> **Objective**: Render each line of the rows below as a Markdown table with two columns, Number and Text, skipping any blank lines.

> **Records supplied**:
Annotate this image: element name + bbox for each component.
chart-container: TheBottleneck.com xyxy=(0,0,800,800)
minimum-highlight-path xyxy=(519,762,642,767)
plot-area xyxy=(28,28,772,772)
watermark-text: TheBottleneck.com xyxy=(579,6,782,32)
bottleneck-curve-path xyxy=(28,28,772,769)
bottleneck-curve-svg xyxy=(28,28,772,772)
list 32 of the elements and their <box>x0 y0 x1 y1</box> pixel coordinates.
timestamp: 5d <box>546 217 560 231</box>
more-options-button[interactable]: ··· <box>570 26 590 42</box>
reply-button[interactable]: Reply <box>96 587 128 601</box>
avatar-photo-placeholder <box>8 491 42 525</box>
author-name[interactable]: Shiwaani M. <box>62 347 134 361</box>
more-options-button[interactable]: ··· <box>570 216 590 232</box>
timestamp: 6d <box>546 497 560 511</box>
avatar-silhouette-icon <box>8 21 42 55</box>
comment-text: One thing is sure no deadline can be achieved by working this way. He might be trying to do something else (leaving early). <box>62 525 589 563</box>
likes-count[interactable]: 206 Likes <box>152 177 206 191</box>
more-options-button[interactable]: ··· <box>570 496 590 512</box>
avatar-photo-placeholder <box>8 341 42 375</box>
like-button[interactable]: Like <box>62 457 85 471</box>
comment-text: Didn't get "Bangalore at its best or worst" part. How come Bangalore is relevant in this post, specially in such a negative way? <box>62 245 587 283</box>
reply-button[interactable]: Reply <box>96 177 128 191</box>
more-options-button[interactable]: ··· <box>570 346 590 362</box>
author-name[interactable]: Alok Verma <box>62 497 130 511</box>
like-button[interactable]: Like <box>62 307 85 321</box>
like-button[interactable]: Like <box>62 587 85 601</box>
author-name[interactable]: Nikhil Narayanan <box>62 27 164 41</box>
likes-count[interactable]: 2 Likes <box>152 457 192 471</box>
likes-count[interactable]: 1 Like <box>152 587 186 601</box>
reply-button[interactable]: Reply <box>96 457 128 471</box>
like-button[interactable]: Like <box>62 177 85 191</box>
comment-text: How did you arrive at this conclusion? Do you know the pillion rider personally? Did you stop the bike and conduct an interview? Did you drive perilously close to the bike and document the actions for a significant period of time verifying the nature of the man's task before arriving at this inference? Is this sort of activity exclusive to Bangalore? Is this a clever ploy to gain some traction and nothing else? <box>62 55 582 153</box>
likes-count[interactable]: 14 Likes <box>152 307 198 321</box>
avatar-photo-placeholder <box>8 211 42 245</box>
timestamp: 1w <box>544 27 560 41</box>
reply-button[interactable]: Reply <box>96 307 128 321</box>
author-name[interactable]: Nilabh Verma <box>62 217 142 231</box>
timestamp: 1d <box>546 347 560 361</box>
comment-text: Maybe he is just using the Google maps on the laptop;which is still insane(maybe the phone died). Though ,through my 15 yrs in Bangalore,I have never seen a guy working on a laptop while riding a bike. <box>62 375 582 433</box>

> **Complete answer**:
| Number | Text |
|---|---|
| 1 | Annotate this image: element name + bbox for each component. |
| 2 | chart-container: TheBottleneck.com xyxy=(0,0,800,800) |
| 3 | minimum-highlight-path xyxy=(519,762,642,767) |
| 4 | plot-area xyxy=(28,28,772,772) |
| 5 | watermark-text: TheBottleneck.com xyxy=(579,6,782,32) |
| 6 | bottleneck-curve-path xyxy=(28,28,772,769) |
| 7 | bottleneck-curve-svg xyxy=(28,28,772,772) |
| 8 | list 32 of the elements and their <box>x0 y0 x1 y1</box> pixel coordinates. |
| 9 | timestamp: 5d <box>546 217 560 231</box> |
| 10 | more-options-button[interactable]: ··· <box>570 26 590 42</box> |
| 11 | reply-button[interactable]: Reply <box>96 587 128 601</box> |
| 12 | avatar-photo-placeholder <box>8 491 42 525</box> |
| 13 | author-name[interactable]: Shiwaani M. <box>62 347 134 361</box> |
| 14 | more-options-button[interactable]: ··· <box>570 216 590 232</box> |
| 15 | timestamp: 6d <box>546 497 560 511</box> |
| 16 | avatar-silhouette-icon <box>8 21 42 55</box> |
| 17 | comment-text: One thing is sure no deadline can be achieved by working this way. He might be trying to do something else (leaving early). <box>62 525 589 563</box> |
| 18 | likes-count[interactable]: 206 Likes <box>152 177 206 191</box> |
| 19 | more-options-button[interactable]: ··· <box>570 496 590 512</box> |
| 20 | avatar-photo-placeholder <box>8 341 42 375</box> |
| 21 | like-button[interactable]: Like <box>62 457 85 471</box> |
| 22 | comment-text: Didn't get "Bangalore at its best or worst" part. How come Bangalore is relevant in this post, specially in such a negative way? <box>62 245 587 283</box> |
| 23 | reply-button[interactable]: Reply <box>96 177 128 191</box> |
| 24 | more-options-button[interactable]: ··· <box>570 346 590 362</box> |
| 25 | author-name[interactable]: Alok Verma <box>62 497 130 511</box> |
| 26 | like-button[interactable]: Like <box>62 307 85 321</box> |
| 27 | like-button[interactable]: Like <box>62 587 85 601</box> |
| 28 | author-name[interactable]: Nikhil Narayanan <box>62 27 164 41</box> |
| 29 | likes-count[interactable]: 2 Likes <box>152 457 192 471</box> |
| 30 | likes-count[interactable]: 1 Like <box>152 587 186 601</box> |
| 31 | reply-button[interactable]: Reply <box>96 457 128 471</box> |
| 32 | like-button[interactable]: Like <box>62 177 85 191</box> |
| 33 | comment-text: How did you arrive at this conclusion? Do you know the pillion rider personally? Did you stop the bike and conduct an interview? Did you drive perilously close to the bike and document the actions for a significant period of time verifying the nature of the man's task before arriving at this inference? Is this sort of activity exclusive to Bangalore? Is this a clever ploy to gain some traction and nothing else? <box>62 55 582 153</box> |
| 34 | likes-count[interactable]: 14 Likes <box>152 307 198 321</box> |
| 35 | avatar-photo-placeholder <box>8 211 42 245</box> |
| 36 | timestamp: 1w <box>544 27 560 41</box> |
| 37 | reply-button[interactable]: Reply <box>96 307 128 321</box> |
| 38 | author-name[interactable]: Nilabh Verma <box>62 217 142 231</box> |
| 39 | timestamp: 1d <box>546 347 560 361</box> |
| 40 | comment-text: Maybe he is just using the Google maps on the laptop;which is still insane(maybe the phone died). Though ,through my 15 yrs in Bangalore,I have never seen a guy working on a laptop while riding a bike. <box>62 375 582 433</box> |